#### Required task A:
Answer these about the passage on the Israelites, one answer per line, marked like the questions:
(i) At which two sanctuaries did King Jeroboam I set up cultic bulls?
(ii) Which prophet does the passage name as Amos's contemporary?
(iii) What words were on the inscriptions that archaeologists recently unearthed?
#### Required task B:
Rewrite the passage on the Israelites, starting at "January 08, 2024" and ending at "cults of Canaan.", with "cultic observance" changed to "ritual observance".

------ Selection

The Israelites and Their Excuses; The Painful Story of Moses

  January 08, 2024   Read time 10 min
The Israelites and Their Excuses; The Painful Story of Moses
Not surprisingly, most Israelites declined the prophet's invitation to enter into a dialogue with Yahweh. They preferred a less demanding religion of cultic observance either in the Jerusalem Temple or in the old fertility cults of Canaan.

This continues to be the case: the religion of compassion is only followed by a minority; most religious people are content with decorous worship in synagogue, church, temple and mosque. The ancient Canaanite religions were still flourishing in Israel. In the tenth century, King Jeroboam I had set up two cultic bulls at the sanctuaries of Dan and Beth-El. Two hundred years later, the Israelites were still taking part in fertility rites and sacred sex there, as we see in the oracles of the prophet Hosea, Amos's contemporary. Some Israelites appear to have thought that Yahweh had a wife, like the other gods: archaeologists have recently unearthed inscriptions dedicated 'To Yahweh and his Asherah'. Hosea was particularly disturbed by the fact that Israel was breaking the terms of the covenant by worshipping other gods, such as Baal.

------------
------ Entries

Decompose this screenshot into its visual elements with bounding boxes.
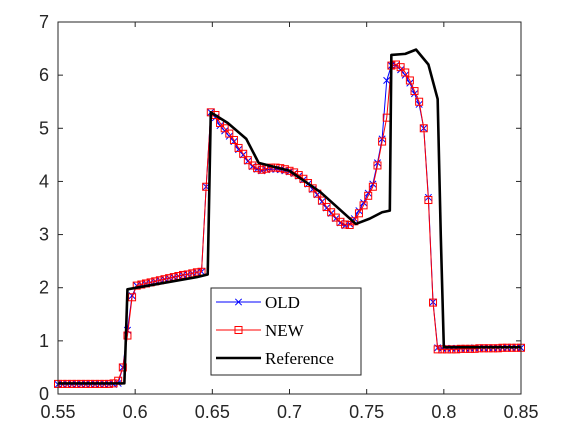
x-marker bbox=[383, 76, 391, 85]
legend-item-new: NEW bbox=[216, 321, 305, 340]
y-tick-label: 5 bbox=[39, 118, 49, 138]
legend-label: Reference bbox=[265, 349, 334, 368]
legend-item-old: OLD bbox=[216, 293, 300, 312]
square-marker bbox=[466, 344, 475, 353]
square-marker bbox=[368, 182, 377, 191]
square-marker bbox=[229, 135, 238, 144]
square-marker bbox=[248, 161, 257, 170]
y-tick-label: 3 bbox=[39, 225, 49, 245]
series-line-reference bbox=[58, 48, 521, 385]
square-marker bbox=[405, 76, 414, 85]
square-marker bbox=[373, 161, 382, 170]
square-marker bbox=[304, 179, 313, 188]
series-reference bbox=[58, 48, 521, 385]
square-marker bbox=[461, 344, 470, 353]
legend-label: NEW bbox=[265, 321, 305, 340]
series-layer bbox=[54, 48, 525, 388]
square-marker bbox=[123, 331, 132, 340]
x-tick-label: 0.6 bbox=[123, 402, 148, 422]
x-marker bbox=[369, 180, 377, 188]
square-marker bbox=[128, 293, 137, 302]
square-marker bbox=[470, 344, 479, 353]
square-marker bbox=[429, 298, 438, 307]
legend-items: OLD NEW Reference bbox=[216, 293, 334, 368]
square-marker bbox=[354, 209, 363, 218]
square-marker bbox=[225, 129, 234, 138]
legend-item-reference: Reference bbox=[216, 349, 334, 368]
x-marker bbox=[378, 135, 386, 143]
square-marker bbox=[410, 87, 419, 96]
legend: OLD NEW Reference bbox=[210, 287, 362, 376]
square-marker bbox=[415, 97, 424, 106]
y-tick-label: 2 bbox=[39, 278, 49, 298]
y-tick-label: 1 bbox=[39, 331, 49, 351]
square-marker bbox=[442, 345, 451, 354]
square-marker bbox=[331, 213, 340, 222]
square-marker bbox=[359, 201, 368, 210]
square-marker bbox=[257, 165, 266, 174]
square-marker bbox=[456, 344, 465, 353]
square-marker bbox=[401, 68, 410, 77]
square-marker bbox=[378, 137, 387, 146]
square-marker bbox=[350, 217, 359, 226]
square-marker bbox=[327, 208, 336, 217]
square-marker bbox=[396, 63, 405, 72]
x-tick-label: 0.7 bbox=[277, 402, 302, 422]
x-marker bbox=[373, 159, 382, 167]
square-marker bbox=[253, 164, 262, 173]
y-tick-label: 0 bbox=[39, 384, 49, 404]
square-marker bbox=[322, 202, 331, 211]
square-marker bbox=[364, 191, 373, 200]
square-marker bbox=[447, 345, 456, 354]
legend-label: OLD bbox=[265, 293, 300, 312]
square-marker bbox=[239, 149, 248, 158]
x-tick-label: 0.55 bbox=[40, 402, 75, 422]
square-marker bbox=[419, 124, 428, 133]
x-tick-label: 0.85 bbox=[503, 402, 538, 422]
square-marker bbox=[317, 196, 326, 205]
square-marker bbox=[234, 326, 243, 334]
x-marker bbox=[234, 298, 243, 306]
square-marker bbox=[433, 345, 442, 354]
x-tick-label: 0.65 bbox=[195, 402, 230, 422]
square-marker bbox=[132, 281, 141, 290]
square-marker bbox=[220, 124, 229, 133]
y-tick-label: 4 bbox=[39, 171, 49, 191]
square-marker bbox=[424, 196, 433, 205]
y-tick-label: 7 bbox=[39, 12, 49, 32]
square-marker bbox=[438, 345, 447, 354]
square-marker bbox=[243, 156, 252, 165]
square-marker bbox=[118, 363, 127, 372]
y-tick-label: 6 bbox=[39, 65, 49, 85]
x-tick-label: 0.75 bbox=[349, 402, 384, 422]
square-marker bbox=[234, 143, 243, 152]
square-marker bbox=[452, 345, 461, 354]
ticks-layer: 0.55 0.6 0.65 0.7 0.75 0.8 0.85 0 1 2 3 4 5 6 7 bbox=[39, 12, 539, 422]
square-marker bbox=[341, 220, 350, 229]
square-marker bbox=[336, 217, 345, 226]
x-tick-label: 0.8 bbox=[431, 402, 456, 422]
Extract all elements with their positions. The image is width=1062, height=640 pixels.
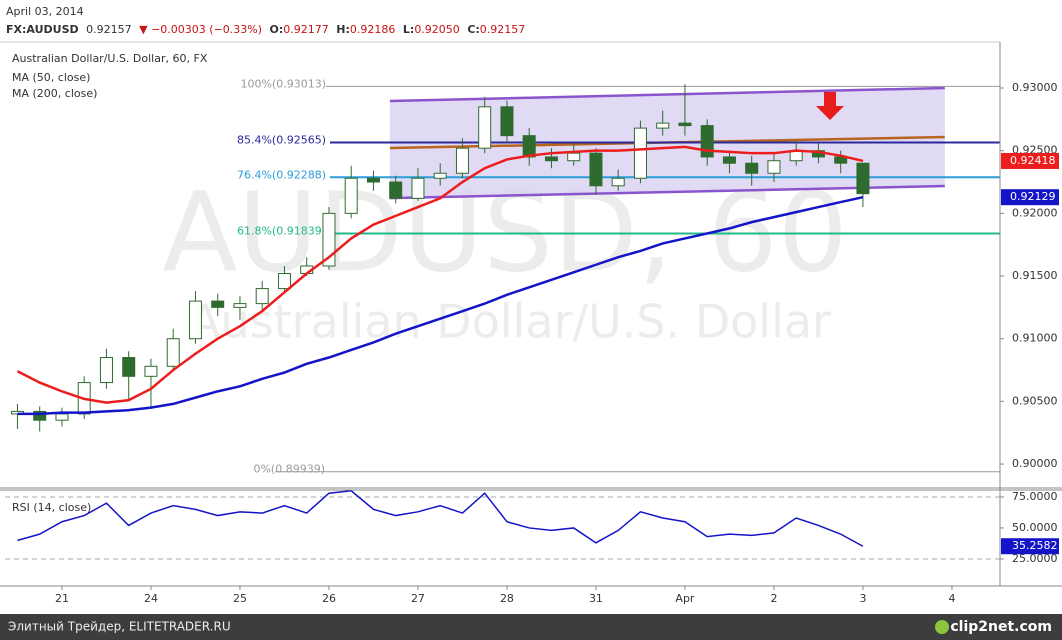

------------

#### Right answer A:
(i) Dan and Beth-El
(ii) Hosea
(iii) 'To Yahweh and his Asherah'

#### Right answer B:
January 08, 2024   Read time 10 min
The Israelites and Their Excuses; The Painful Story of Moses
Not surprisingly, most Israelites declined the prophet's invitation to enter into a dialogue with Yahweh. They preferred a less demanding religion of ritual observance either in the Jerusalem Temple or in the old fertility cults of Canaan.